## [Excerpted text]

________________

Decoupled microservices based applications rely heavily on networking in order to mimic the tight-coupling once available in the monolithic era.

  • Challenges:
    • Container-to-Container communication inside Pods
      • A container runtime creates an isolated network space for each container it starts
      • On Linux, this isolated network space is referred to as a network namespace. A network namespace can be shared across containers, or with the host operating system.
      • When a grouping of containers defined by a Pod is started, a special infrastructure Pause container is initialised by the Container Runtime for the sole purpose of creating a network namespace for the Pod. All additional containers, created through user requests, running inside the Pod will share the Pause container's network namespace so that they can all talk to each other via localhost.
    • Pod-to-Pod communication on the same node and across cluster nodes
      • Pods are expected to be able to communicate with all other Pods in the cluster, all this without the implementation of Network Address Translation (NAT). This is a fundamental requirement of any networking implementation in Kubernetes.
      • The Kubernetes network model aims to reduce complexity, and it treats Pods as VMs on a network, where each VM is equipped with a network interface - thus each Pod receiving a unique IP address. This model is called "IP-per-Pod" and ensures Pod-to-Pod communication, just as VMs are able to communicate with each other on the same network.
      • Containers share the Pod's network namespace and must coordinate ports assignment inside the Pod just as applications would on a VM, all while being able to communicate with each other on localhost - inside the Pod. Uses CNI.
    • Service-to-Pod communication within the same namespace and across cluster namespaces
    • External-to-Service communication for clients to access applications in a cluster
      • A successfully deployed containerised application running in Pods inside a Kubernetes cluster may require accessibility from the outside world. Kubernetes enables external accessibility through Services, complex encapsulations of network routing rule definitions stored in iptables on cluster nodes and implemented by kube-proxy agents. By exposing services to the external world with the aid of kube-proxy, applications become accessible from outside the cluster over a virtual IP address and a dedicated port number.

________________

## [Data extract]
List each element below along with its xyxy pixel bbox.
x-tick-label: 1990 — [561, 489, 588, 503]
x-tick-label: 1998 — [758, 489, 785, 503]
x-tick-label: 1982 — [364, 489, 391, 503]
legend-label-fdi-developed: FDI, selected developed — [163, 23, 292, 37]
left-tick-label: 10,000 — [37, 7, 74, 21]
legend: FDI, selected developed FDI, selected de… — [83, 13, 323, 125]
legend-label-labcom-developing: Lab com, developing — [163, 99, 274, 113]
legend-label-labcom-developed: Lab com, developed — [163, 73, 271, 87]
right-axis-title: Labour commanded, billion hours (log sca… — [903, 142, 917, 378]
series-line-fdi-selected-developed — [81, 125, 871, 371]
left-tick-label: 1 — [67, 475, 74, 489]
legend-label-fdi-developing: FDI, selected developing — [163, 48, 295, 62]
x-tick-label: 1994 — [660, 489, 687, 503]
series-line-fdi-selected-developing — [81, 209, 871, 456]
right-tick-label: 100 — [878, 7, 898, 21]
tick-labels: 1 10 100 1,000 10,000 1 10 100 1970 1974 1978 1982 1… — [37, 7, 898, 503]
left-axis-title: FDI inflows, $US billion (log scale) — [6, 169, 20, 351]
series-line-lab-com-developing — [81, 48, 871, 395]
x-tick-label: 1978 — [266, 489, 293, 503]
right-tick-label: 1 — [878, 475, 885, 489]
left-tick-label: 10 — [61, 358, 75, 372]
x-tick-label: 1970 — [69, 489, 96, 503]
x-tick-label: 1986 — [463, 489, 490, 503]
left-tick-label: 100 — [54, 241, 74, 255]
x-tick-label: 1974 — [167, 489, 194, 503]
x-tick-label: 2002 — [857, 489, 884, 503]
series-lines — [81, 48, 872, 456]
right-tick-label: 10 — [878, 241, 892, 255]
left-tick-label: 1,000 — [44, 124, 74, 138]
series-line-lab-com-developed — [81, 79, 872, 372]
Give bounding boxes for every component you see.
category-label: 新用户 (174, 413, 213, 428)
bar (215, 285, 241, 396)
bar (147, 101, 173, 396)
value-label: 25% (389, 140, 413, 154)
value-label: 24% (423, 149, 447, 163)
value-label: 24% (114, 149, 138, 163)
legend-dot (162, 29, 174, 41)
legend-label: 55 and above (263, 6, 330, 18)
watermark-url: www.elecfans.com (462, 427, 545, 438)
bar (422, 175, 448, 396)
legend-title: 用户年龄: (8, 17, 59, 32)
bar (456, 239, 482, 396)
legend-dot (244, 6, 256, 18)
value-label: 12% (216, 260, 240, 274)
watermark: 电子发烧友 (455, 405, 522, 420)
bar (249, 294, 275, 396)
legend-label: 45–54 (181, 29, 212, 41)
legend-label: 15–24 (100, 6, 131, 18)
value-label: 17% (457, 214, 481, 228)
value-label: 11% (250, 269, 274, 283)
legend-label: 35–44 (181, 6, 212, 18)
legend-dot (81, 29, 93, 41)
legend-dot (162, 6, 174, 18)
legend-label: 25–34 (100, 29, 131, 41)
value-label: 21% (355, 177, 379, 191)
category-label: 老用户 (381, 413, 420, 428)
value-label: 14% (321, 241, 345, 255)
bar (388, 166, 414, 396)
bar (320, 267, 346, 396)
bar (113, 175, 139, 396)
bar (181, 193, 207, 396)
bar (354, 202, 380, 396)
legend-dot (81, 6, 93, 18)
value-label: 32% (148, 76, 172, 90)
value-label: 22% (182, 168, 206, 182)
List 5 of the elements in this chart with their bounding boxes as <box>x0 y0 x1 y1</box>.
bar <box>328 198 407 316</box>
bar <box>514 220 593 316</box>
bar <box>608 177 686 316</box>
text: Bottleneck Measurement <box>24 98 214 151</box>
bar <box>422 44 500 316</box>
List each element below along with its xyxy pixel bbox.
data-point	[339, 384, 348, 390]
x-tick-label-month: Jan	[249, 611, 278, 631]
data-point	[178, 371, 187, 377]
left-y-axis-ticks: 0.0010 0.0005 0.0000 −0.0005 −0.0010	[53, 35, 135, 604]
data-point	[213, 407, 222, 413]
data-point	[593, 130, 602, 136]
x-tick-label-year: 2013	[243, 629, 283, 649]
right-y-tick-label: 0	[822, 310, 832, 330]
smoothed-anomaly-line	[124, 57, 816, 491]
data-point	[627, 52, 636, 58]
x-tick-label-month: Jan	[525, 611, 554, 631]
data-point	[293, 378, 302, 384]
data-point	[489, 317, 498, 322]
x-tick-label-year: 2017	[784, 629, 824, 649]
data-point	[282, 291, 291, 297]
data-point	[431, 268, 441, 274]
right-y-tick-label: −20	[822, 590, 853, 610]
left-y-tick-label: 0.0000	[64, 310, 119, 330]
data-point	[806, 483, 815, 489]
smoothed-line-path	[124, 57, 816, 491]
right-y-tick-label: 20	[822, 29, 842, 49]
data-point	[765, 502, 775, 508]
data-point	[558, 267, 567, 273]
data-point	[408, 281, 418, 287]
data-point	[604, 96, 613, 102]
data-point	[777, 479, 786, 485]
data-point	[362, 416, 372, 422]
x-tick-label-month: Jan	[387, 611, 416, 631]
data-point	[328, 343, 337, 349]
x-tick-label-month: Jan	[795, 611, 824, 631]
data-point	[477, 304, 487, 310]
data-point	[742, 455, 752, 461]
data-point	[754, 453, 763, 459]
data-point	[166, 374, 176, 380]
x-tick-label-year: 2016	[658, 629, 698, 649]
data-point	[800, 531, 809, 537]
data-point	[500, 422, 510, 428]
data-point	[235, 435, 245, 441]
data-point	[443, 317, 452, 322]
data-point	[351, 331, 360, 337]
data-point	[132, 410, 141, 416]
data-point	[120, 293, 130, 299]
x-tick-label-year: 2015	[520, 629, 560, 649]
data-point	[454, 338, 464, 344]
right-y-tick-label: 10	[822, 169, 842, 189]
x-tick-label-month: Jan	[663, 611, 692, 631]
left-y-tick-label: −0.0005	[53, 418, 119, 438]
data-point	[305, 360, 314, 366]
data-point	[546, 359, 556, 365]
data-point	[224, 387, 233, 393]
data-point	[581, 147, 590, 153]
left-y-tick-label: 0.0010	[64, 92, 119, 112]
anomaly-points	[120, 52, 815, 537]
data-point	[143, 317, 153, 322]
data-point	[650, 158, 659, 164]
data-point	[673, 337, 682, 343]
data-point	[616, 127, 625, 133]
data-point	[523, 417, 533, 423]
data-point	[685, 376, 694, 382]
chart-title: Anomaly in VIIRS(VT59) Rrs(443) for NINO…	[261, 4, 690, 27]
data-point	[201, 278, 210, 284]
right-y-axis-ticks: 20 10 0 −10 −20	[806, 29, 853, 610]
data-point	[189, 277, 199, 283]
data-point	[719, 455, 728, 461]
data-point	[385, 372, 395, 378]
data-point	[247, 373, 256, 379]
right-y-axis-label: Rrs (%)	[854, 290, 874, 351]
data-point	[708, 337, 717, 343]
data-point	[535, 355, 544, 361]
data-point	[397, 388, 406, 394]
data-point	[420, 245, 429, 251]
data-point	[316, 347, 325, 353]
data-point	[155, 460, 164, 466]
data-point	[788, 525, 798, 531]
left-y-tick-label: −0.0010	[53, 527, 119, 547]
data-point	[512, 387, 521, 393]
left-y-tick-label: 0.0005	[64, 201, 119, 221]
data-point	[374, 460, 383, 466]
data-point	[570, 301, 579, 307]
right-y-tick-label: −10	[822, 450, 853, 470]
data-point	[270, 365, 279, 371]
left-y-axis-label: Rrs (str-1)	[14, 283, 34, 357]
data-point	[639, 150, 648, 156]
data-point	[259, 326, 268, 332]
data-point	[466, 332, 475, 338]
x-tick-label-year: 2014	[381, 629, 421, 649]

________________

## [Tasks to carry out]
(1) From the Kubernetes networking text, copy the passage that begins at "Decoupled microservices based" and stops after "other via localhost.".
(2) In the Kubernetes networking text, what is the model called in which each Pod gets its own unique IP address?

## [Solutions to the problems]
(1)
Decoupled microservices based applications rely heavily on networking in order to mimic the tight-coupling once available in the monolithic era.

  • Challenges:
    • Container-to-Container communication inside Pods
      • A container runtime creates an isolated network space for each container it starts
      • On Linux, this isolated network space is referred to as a network namespace. A network namespace can be shared across containers, or with the host operating system.
      • When a grouping of containers defined by a Pod is started, a special infrastructure Pause container is initialised by the Container Runtime for the sole purpose of creating a network namespace for the Pod. All additional containers, created through user requests, running inside the Pod will share the Pause container's network namespace so that they can all talk to each other via localhost.

(2) "IP-per-Pod"